# Challenge
In the records below, count every line containing "subtitle". Reply with the number only.

# Dataset rows
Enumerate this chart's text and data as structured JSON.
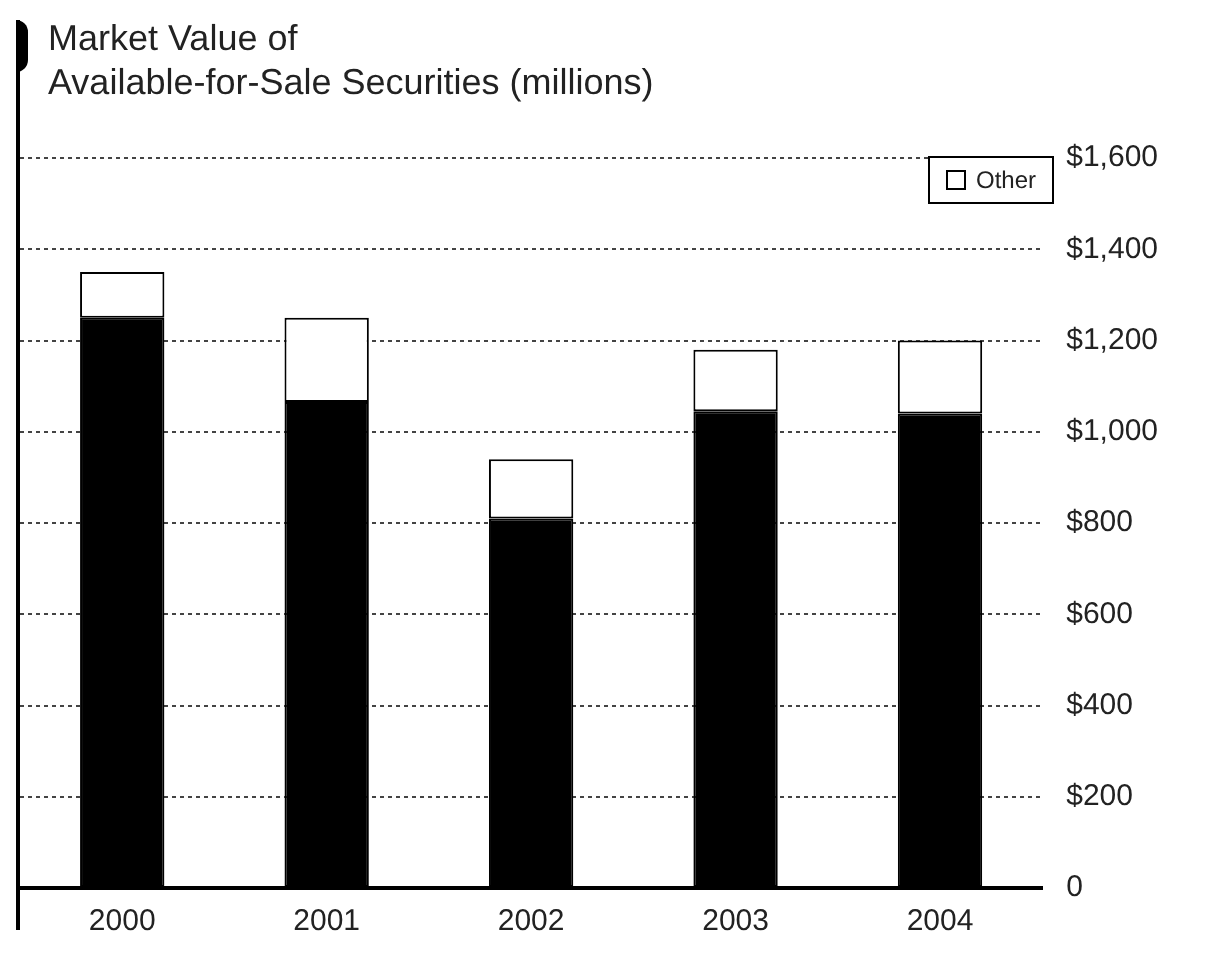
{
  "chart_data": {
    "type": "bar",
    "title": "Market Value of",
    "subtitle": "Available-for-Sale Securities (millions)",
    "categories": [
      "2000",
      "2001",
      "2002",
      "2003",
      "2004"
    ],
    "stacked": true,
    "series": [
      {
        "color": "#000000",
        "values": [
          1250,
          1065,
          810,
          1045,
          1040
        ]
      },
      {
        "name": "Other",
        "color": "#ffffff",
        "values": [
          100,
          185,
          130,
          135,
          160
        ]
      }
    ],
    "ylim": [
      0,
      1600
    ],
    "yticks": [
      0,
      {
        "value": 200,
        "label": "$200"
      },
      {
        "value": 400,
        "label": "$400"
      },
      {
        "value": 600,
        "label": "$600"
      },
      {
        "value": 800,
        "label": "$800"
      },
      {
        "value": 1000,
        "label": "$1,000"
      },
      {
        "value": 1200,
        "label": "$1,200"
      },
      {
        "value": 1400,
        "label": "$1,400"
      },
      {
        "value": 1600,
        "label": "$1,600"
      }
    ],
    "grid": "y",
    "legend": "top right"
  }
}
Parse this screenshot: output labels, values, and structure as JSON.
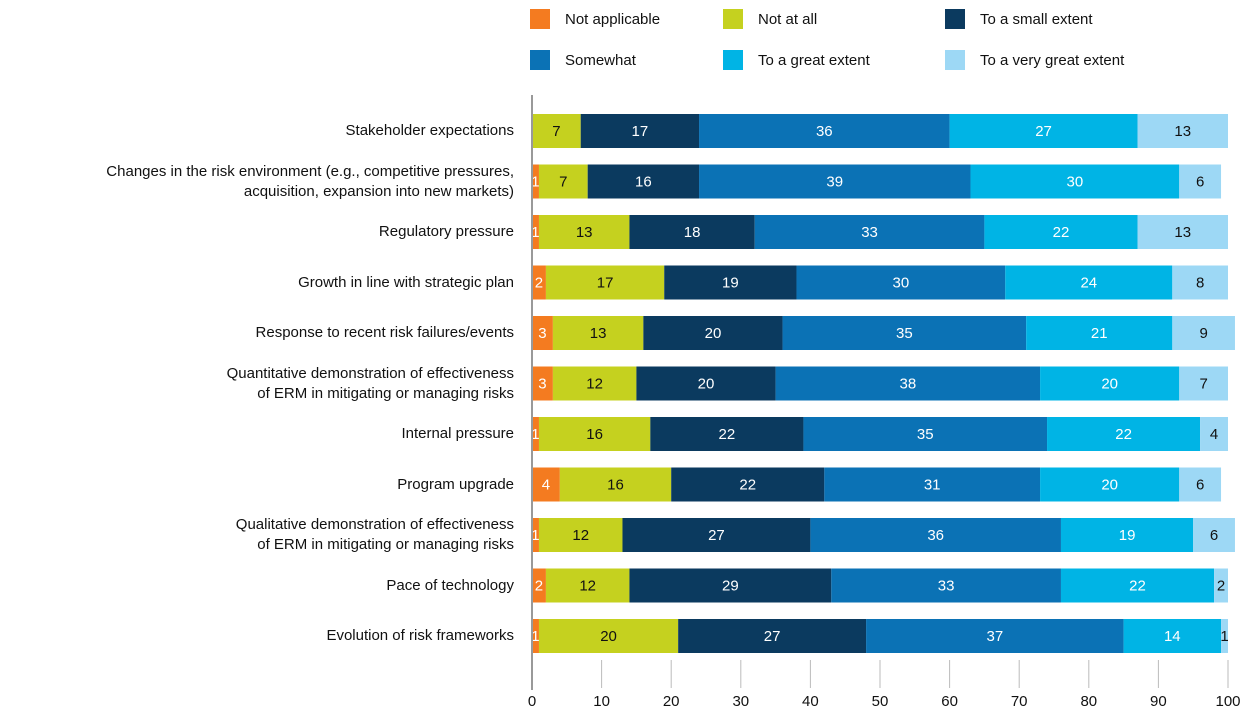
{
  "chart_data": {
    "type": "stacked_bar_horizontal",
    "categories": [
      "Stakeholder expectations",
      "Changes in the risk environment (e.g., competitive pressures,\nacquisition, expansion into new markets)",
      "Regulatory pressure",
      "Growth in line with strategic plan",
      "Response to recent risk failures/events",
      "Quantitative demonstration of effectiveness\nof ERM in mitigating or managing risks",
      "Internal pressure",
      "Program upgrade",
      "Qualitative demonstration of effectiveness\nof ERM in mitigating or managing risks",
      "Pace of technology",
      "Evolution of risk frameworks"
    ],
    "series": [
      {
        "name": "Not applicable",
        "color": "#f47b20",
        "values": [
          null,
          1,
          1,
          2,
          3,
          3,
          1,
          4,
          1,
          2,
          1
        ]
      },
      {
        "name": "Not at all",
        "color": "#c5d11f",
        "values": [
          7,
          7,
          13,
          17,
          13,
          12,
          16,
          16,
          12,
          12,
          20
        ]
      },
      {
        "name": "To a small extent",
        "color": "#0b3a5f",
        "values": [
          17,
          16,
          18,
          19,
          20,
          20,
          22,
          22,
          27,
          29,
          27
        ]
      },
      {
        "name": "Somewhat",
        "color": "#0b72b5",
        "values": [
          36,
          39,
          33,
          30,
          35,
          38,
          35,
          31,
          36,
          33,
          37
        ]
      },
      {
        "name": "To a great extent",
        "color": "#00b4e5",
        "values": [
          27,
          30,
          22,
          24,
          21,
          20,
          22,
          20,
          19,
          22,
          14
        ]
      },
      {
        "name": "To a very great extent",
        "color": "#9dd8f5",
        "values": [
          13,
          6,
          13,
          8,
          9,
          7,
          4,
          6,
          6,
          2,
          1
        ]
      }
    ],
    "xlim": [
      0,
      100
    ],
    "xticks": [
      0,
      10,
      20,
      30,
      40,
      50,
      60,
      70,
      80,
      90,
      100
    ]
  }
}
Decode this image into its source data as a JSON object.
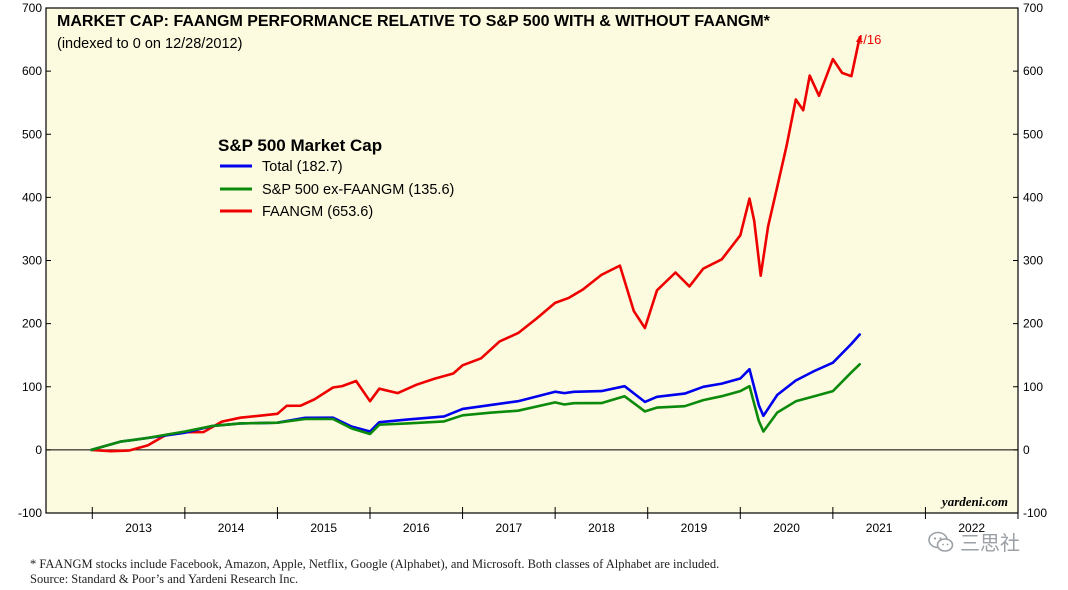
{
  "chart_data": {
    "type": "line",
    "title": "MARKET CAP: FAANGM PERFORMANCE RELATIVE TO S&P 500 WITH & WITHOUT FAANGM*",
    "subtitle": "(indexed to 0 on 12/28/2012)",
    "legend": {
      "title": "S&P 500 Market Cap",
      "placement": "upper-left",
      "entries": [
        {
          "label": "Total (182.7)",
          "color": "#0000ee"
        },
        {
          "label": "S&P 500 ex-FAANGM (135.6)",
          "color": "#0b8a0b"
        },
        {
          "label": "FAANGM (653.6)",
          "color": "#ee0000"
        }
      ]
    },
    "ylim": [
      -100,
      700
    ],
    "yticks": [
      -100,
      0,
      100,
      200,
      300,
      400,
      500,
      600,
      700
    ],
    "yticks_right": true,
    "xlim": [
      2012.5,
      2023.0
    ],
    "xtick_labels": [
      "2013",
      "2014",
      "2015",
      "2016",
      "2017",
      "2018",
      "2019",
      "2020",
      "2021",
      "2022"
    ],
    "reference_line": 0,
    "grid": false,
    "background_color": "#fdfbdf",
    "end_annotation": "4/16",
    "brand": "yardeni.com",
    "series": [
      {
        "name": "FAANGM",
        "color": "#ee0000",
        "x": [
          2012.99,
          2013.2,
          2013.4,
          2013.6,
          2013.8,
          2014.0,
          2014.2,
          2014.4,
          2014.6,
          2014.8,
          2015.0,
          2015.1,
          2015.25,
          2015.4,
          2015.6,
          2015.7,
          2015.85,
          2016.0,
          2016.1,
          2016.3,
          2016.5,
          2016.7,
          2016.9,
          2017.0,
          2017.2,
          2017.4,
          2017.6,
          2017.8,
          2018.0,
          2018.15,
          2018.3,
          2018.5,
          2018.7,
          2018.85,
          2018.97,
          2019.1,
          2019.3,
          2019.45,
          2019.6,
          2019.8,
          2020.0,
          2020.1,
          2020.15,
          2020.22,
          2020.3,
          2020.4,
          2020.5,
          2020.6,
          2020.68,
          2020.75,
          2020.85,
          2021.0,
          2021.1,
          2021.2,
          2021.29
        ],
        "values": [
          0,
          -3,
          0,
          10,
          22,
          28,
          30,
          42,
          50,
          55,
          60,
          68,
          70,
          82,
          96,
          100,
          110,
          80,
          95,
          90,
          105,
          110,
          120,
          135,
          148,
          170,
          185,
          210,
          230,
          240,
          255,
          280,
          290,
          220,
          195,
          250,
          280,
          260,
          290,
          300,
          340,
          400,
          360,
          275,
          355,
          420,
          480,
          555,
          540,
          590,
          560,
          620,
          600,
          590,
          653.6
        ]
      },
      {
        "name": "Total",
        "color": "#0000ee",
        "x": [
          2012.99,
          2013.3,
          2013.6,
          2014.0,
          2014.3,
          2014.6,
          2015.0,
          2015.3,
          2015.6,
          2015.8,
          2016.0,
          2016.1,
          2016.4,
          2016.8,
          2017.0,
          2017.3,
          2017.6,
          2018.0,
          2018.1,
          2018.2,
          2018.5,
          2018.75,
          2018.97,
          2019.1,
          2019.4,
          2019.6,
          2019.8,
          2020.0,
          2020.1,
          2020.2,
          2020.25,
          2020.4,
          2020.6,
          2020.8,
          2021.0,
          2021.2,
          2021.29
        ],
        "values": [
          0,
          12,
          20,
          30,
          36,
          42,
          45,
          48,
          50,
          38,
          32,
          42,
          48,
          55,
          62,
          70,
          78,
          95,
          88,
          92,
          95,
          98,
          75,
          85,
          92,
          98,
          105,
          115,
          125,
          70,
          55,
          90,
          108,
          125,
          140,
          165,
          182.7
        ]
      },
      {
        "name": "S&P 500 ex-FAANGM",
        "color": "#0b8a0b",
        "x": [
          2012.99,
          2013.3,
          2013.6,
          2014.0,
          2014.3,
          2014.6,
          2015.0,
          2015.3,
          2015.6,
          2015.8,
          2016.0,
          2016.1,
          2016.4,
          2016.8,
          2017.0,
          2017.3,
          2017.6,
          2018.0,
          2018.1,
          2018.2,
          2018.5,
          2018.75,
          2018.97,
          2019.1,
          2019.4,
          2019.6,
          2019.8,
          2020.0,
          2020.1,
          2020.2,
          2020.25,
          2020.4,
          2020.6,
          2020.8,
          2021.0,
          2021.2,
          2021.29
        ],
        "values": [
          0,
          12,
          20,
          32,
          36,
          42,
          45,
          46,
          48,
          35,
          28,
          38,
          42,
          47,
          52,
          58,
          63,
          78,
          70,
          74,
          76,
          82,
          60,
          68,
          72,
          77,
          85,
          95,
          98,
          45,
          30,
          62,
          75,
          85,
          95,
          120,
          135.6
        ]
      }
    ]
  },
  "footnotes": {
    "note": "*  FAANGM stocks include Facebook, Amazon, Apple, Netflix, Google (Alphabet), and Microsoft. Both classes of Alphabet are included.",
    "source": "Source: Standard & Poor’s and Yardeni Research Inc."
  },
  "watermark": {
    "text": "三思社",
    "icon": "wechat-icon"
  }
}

# Result for this exercise
2